>> BEGIN Data supplied
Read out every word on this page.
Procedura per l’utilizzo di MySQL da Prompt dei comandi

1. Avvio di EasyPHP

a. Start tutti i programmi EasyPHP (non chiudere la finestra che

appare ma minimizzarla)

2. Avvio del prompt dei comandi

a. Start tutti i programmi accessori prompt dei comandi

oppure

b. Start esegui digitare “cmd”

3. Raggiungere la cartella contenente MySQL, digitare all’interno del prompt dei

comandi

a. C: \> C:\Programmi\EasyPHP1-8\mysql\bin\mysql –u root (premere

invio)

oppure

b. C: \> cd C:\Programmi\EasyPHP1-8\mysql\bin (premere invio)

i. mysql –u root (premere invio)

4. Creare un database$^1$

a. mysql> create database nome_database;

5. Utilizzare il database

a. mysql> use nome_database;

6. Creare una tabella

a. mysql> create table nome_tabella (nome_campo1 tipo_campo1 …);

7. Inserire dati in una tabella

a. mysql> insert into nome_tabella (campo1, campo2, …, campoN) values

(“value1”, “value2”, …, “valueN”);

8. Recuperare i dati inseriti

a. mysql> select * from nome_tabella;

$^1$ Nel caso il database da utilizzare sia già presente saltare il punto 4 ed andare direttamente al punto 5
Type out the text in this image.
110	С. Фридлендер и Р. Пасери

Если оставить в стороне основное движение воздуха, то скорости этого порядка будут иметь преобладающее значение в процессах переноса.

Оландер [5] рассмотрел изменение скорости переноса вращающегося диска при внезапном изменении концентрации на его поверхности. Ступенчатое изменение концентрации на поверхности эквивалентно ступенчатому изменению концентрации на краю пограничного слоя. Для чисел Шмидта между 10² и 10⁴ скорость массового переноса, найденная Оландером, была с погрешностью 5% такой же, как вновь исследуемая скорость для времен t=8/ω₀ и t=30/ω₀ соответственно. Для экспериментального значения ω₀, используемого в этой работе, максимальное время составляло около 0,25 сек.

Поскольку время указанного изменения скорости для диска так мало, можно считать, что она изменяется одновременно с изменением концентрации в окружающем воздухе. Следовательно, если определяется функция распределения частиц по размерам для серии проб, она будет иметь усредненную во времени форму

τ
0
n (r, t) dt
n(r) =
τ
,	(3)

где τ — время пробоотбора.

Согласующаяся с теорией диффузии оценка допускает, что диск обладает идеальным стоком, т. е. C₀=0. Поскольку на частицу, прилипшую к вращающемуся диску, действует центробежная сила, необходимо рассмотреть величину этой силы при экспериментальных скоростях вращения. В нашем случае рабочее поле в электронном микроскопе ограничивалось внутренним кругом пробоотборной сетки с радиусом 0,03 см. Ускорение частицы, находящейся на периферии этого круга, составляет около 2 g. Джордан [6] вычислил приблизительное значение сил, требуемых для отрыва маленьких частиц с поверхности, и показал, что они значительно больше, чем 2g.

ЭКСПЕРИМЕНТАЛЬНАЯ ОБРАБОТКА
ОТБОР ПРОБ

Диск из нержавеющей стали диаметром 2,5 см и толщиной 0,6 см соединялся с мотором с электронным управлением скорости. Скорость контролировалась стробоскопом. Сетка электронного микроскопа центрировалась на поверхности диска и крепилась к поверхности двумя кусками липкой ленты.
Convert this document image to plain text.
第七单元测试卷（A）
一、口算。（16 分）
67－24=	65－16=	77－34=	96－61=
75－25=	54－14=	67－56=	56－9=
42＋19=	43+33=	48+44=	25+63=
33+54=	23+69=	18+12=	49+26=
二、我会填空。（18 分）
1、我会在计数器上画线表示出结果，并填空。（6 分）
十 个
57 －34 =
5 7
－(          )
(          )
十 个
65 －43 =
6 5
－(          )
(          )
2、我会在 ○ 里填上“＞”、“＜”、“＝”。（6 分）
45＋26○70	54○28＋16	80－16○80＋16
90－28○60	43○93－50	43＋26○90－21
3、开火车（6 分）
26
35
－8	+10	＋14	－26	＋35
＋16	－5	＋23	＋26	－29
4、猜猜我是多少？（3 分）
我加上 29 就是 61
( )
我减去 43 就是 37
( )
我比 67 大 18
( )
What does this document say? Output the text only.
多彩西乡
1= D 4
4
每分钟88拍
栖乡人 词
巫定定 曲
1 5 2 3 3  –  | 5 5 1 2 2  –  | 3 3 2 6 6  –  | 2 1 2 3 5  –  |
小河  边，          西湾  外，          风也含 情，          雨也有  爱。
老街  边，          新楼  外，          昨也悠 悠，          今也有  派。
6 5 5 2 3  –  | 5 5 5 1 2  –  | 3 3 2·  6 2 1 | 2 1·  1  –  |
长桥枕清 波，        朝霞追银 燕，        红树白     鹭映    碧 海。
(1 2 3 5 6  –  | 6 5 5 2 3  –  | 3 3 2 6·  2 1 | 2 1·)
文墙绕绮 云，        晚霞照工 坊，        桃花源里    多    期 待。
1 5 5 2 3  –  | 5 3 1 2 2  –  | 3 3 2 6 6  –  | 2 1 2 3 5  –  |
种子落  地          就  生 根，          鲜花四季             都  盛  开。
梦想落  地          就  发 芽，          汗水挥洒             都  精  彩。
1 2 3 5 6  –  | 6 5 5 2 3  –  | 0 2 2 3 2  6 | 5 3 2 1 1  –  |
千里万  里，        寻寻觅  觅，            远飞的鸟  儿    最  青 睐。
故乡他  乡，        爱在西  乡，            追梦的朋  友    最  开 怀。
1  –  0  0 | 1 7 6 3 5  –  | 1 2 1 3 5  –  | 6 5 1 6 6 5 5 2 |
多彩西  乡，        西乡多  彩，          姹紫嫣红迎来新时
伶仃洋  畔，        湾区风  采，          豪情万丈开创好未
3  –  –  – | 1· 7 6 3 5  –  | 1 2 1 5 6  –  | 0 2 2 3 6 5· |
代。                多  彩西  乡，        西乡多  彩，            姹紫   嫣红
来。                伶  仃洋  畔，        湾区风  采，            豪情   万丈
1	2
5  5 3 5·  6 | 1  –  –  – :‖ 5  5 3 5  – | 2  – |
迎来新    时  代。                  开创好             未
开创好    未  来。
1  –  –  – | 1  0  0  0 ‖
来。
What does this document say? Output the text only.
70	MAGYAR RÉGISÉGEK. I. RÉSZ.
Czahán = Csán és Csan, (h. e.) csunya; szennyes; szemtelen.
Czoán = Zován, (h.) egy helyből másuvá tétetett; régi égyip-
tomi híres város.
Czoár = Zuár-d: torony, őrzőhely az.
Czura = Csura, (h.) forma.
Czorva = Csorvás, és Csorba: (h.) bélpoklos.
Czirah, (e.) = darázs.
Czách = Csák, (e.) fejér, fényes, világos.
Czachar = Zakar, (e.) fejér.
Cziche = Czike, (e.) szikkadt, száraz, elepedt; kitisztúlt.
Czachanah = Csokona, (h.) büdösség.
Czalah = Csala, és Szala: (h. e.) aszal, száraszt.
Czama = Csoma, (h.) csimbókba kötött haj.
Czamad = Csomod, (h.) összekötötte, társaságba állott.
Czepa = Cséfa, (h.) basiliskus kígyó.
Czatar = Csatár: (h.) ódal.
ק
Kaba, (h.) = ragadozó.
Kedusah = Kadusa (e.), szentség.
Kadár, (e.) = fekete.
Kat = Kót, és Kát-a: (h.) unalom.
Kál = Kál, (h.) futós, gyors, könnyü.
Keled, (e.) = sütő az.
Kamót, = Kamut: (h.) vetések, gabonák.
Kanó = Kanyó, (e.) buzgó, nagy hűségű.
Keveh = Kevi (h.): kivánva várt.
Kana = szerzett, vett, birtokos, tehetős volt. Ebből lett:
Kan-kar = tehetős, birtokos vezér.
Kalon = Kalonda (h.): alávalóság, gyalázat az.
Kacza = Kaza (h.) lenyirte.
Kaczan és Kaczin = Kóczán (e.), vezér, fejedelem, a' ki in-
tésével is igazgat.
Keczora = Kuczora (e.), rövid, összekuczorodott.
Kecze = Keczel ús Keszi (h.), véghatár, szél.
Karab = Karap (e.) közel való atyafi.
>> END Data supplied
#### What to do:
Return all lines containing the word "Avvio".

#### Answer to this task:
1. Avvio di EasyPHP
2. Avvio del prompt dei comandi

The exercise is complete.